Dataset entries:
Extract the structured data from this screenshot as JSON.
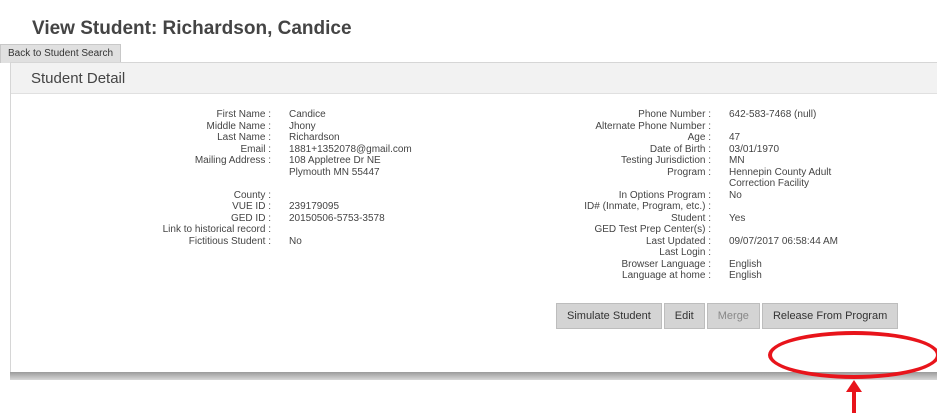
{
  "page": {
    "title": "View Student: Richardson, Candice"
  },
  "nav": {
    "back_label": "Back to Student Search"
  },
  "panel": {
    "title": "Student Detail"
  },
  "left_fields": [
    {
      "label": "First Name :",
      "value": "Candice"
    },
    {
      "label": "Middle Name :",
      "value": "Jhony"
    },
    {
      "label": "Last Name :",
      "value": "Richardson"
    },
    {
      "label": "Email :",
      "value": "1881+1352078@gmail.com"
    },
    {
      "label": "Mailing Address :",
      "value": "108 Appletree Dr NE"
    },
    {
      "label": "",
      "value": "Plymouth MN 55447"
    },
    {
      "label": "",
      "value": ""
    },
    {
      "label": "County :",
      "value": ""
    },
    {
      "label": "VUE ID :",
      "value": "239179095"
    },
    {
      "label": "GED ID :",
      "value": "20150506-5753-3578"
    },
    {
      "label": "Link to historical record :",
      "value": ""
    },
    {
      "label": "Fictitious Student :",
      "value": "No"
    }
  ],
  "right_fields": [
    {
      "label": "Phone Number :",
      "value": "642-583-7468 (null)"
    },
    {
      "label": "Alternate Phone Number :",
      "value": ""
    },
    {
      "label": "Age :",
      "value": "47"
    },
    {
      "label": "Date of Birth :",
      "value": "03/01/1970"
    },
    {
      "label": "Testing Jurisdiction :",
      "value": "MN"
    },
    {
      "label": "Program :",
      "value": "Hennepin County Adult"
    },
    {
      "label": "",
      "value": "Correction Facility"
    },
    {
      "label": "In Options Program :",
      "value": "No"
    },
    {
      "label": "ID# (Inmate, Program, etc.) :",
      "value": ""
    },
    {
      "label": "Student :",
      "value": "Yes"
    },
    {
      "label": "GED Test Prep Center(s) :",
      "value": ""
    },
    {
      "label": "Last Updated :",
      "value": "09/07/2017 06:58:44 AM"
    },
    {
      "label": "Last Login :",
      "value": ""
    },
    {
      "label": "Browser Language :",
      "value": "English"
    },
    {
      "label": "Language at home :",
      "value": "English"
    }
  ],
  "actions": {
    "simulate_label": "Simulate Student",
    "edit_label": "Edit",
    "merge_label": "Merge",
    "release_label": "Release From Program"
  },
  "colors": {
    "annotation": "#e8141b"
  }
}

Short problem: Using the records above, copy each line that contains "Program".

Response:
      "label": "Program :",
      "label": "In Options Program :",
      "label": "ID# (Inmate, Program, etc.) :",
    "release_label": "Release From Program"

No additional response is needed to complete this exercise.